Collected data
================

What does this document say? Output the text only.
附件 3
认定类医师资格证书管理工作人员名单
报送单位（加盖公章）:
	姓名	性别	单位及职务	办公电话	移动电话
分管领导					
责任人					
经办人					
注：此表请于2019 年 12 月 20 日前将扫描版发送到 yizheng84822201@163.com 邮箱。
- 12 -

================

= TASK TO CARRY OUT =
Each entry above is to be set down again in exactly the same words.

= EXERCISE ANSWER =
What does this document say? Output the text only.
附件 3
认定类医师资格证书管理工作人员名单
报送单位（加盖公章）:
	姓名	性别	单位及职务	办公电话	移动电话
分管领导					
责任人					
经办人					
注：此表请于2019 年 12 月 20 日前将扫描版发送到 yizheng84822201@163.com 邮箱。
- 12 -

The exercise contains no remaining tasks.